▸ **YOUR INSTRUCTIONS**
Extract every line that contains the word "русский".

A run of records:
● ● ●

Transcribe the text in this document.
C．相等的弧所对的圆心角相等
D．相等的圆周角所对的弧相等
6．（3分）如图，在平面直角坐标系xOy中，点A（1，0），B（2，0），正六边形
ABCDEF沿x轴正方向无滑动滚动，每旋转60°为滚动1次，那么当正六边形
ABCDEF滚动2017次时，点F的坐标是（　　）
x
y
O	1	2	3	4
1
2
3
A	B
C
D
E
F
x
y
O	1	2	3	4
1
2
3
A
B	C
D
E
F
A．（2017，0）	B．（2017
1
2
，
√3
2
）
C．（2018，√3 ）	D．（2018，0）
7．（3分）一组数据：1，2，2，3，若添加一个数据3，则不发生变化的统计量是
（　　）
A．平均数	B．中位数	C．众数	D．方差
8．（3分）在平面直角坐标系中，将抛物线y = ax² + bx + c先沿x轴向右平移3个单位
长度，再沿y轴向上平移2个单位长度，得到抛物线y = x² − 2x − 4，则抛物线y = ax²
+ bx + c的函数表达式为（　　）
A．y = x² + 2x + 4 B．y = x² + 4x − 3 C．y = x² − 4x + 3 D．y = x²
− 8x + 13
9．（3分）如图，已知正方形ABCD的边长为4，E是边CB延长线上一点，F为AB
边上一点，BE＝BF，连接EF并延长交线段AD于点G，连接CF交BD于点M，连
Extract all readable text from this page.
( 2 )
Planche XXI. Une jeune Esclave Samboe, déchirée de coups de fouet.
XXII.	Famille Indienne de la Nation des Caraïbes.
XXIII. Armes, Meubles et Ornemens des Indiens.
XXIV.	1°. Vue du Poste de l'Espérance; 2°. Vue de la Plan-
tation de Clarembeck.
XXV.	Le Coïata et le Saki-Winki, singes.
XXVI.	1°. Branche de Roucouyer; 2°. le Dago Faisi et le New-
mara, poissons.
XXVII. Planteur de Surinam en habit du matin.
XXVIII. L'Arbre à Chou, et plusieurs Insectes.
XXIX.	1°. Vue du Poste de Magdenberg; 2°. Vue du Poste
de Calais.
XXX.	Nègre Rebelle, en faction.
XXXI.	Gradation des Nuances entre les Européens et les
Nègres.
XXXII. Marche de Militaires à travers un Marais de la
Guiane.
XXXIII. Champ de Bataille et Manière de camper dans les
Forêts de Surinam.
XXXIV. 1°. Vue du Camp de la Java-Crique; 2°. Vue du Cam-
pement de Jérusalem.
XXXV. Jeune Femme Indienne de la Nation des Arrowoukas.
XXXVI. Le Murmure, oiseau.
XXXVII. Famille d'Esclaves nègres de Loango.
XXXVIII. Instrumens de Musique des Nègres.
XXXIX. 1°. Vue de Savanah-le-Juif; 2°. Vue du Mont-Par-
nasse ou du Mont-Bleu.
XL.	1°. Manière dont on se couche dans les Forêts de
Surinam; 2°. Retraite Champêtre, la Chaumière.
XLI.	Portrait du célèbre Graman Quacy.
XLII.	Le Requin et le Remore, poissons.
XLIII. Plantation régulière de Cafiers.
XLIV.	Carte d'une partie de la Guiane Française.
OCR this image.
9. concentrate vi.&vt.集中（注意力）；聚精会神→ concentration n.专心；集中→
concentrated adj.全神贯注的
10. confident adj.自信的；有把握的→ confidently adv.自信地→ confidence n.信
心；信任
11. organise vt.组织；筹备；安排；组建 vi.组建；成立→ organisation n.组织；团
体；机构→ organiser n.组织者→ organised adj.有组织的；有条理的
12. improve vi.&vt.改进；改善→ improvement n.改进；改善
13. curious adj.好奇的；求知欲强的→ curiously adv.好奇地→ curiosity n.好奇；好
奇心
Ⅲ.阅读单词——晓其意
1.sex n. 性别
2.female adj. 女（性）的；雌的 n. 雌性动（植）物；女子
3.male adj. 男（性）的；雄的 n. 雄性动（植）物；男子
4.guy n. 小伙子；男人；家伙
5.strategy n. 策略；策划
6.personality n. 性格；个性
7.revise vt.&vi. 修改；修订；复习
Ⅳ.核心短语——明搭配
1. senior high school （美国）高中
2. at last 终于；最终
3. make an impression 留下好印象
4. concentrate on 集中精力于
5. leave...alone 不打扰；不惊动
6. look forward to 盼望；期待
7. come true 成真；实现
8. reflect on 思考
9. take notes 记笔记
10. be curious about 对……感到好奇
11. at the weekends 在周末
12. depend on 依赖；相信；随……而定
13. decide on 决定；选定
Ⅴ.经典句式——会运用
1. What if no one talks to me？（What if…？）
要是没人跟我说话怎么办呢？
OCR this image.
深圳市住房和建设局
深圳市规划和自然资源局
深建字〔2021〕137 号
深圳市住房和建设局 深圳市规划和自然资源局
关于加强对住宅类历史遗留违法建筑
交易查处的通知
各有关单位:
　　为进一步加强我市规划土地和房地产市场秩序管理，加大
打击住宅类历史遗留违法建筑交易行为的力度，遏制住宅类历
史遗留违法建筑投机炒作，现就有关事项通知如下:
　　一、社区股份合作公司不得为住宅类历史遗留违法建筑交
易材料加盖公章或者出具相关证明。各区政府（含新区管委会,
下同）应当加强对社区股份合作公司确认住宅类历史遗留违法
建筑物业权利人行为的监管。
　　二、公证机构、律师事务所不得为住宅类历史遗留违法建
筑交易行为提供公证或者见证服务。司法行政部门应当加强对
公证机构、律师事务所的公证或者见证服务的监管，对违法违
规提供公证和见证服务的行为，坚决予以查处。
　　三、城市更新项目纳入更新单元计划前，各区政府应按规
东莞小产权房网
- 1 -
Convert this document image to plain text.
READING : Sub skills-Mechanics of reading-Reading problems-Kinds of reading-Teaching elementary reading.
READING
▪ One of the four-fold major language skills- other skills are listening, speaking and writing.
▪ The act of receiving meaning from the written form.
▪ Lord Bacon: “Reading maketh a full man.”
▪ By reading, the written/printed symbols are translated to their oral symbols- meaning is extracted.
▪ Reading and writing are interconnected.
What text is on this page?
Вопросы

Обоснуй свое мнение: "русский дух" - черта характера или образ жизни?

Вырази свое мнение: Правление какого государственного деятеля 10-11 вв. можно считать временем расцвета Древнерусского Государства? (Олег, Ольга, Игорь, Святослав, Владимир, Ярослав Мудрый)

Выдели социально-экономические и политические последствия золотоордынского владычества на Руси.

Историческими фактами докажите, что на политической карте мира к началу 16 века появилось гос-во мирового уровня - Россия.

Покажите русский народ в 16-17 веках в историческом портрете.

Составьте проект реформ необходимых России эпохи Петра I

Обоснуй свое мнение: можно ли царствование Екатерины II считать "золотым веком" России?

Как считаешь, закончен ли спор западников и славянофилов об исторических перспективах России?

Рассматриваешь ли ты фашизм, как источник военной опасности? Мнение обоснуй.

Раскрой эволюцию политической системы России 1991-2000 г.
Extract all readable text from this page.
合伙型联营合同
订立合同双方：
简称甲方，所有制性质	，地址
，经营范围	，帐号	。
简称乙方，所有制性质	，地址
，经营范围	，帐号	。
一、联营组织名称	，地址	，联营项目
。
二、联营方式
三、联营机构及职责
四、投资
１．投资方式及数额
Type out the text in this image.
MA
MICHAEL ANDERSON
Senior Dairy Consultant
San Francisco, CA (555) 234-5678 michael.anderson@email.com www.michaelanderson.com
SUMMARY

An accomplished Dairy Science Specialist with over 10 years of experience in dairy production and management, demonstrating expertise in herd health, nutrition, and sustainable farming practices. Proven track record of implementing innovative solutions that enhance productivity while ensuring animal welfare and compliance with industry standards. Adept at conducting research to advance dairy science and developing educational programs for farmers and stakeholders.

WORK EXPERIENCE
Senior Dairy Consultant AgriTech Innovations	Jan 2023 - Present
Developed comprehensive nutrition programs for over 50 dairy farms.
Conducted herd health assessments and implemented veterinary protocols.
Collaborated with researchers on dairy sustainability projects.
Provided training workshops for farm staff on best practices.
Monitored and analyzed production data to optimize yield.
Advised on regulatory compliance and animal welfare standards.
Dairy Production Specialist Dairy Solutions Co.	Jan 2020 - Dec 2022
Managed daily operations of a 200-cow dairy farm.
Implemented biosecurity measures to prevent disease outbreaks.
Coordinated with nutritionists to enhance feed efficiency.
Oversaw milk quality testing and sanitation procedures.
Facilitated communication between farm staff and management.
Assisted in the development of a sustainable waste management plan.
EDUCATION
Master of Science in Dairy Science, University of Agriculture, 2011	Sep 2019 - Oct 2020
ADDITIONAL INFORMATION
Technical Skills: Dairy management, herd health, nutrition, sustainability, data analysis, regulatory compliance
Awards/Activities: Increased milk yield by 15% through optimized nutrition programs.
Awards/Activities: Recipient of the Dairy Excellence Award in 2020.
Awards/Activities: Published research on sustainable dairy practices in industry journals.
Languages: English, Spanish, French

● ● ●

▸ **SOLUTION**
Обоснуй свое мнение: "русский дух" - черта характера или образ жизни?
Покажите русский народ в 16-17 веках в историческом портрете.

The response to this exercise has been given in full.